_What you are asked to do_
Search the records for "config" and copy each line that holds it.

— Begin Supplied records —

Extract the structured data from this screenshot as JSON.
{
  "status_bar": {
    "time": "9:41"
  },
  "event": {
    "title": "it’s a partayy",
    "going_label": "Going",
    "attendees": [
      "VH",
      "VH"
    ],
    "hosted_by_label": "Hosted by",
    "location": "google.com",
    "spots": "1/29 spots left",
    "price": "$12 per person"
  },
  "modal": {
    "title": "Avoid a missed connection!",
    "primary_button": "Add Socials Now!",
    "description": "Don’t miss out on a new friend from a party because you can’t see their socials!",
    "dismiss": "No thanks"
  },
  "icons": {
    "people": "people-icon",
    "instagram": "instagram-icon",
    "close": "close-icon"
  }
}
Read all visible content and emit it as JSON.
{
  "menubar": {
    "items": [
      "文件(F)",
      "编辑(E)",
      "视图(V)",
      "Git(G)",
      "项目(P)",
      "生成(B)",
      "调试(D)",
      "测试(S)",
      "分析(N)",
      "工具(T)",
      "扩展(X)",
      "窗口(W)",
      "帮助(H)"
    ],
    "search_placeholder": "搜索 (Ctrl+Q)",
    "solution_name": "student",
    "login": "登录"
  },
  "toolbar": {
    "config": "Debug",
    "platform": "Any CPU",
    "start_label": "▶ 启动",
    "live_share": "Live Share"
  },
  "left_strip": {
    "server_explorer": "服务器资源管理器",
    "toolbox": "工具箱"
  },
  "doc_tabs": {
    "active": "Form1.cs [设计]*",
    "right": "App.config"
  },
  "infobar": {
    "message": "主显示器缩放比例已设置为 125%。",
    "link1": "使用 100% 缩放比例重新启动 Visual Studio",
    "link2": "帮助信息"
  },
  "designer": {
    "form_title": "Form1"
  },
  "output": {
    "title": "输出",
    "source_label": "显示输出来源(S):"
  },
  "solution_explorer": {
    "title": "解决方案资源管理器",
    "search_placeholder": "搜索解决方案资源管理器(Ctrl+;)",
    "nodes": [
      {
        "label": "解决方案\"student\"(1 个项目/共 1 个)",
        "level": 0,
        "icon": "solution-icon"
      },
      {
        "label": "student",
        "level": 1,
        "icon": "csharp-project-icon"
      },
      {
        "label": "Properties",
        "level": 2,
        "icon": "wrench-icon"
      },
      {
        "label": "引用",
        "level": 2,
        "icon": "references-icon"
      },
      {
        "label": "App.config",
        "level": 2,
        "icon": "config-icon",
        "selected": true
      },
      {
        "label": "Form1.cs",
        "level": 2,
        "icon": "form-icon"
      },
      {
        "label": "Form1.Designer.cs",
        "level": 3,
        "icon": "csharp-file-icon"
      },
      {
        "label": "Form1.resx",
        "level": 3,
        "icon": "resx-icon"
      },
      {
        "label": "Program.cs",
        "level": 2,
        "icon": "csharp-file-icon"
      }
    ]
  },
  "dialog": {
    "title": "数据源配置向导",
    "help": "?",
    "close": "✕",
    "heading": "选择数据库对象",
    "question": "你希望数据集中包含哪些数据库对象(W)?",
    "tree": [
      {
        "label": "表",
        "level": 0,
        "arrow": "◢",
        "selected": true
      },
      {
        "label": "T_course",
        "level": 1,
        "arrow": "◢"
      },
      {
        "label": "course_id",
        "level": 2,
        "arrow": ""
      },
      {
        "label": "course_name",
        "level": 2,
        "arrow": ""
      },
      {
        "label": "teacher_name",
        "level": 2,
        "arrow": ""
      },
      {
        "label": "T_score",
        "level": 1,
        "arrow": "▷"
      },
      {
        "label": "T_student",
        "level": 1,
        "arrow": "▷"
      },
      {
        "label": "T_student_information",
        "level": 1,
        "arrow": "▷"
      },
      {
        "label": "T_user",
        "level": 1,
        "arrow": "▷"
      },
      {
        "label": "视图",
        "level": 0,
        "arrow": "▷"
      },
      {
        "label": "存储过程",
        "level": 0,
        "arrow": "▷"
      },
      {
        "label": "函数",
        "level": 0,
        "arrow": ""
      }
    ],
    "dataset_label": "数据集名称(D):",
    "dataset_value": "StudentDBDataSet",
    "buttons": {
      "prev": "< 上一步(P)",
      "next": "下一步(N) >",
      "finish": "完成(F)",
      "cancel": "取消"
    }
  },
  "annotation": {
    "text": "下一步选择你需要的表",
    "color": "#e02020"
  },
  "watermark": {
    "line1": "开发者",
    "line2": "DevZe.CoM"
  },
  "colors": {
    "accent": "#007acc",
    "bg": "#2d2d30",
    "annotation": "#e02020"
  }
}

— End Supplied records —

_Written response_
    "config": "Debug",
    "right": "App.config"
        "label": "App.config",
        "icon": "config-icon",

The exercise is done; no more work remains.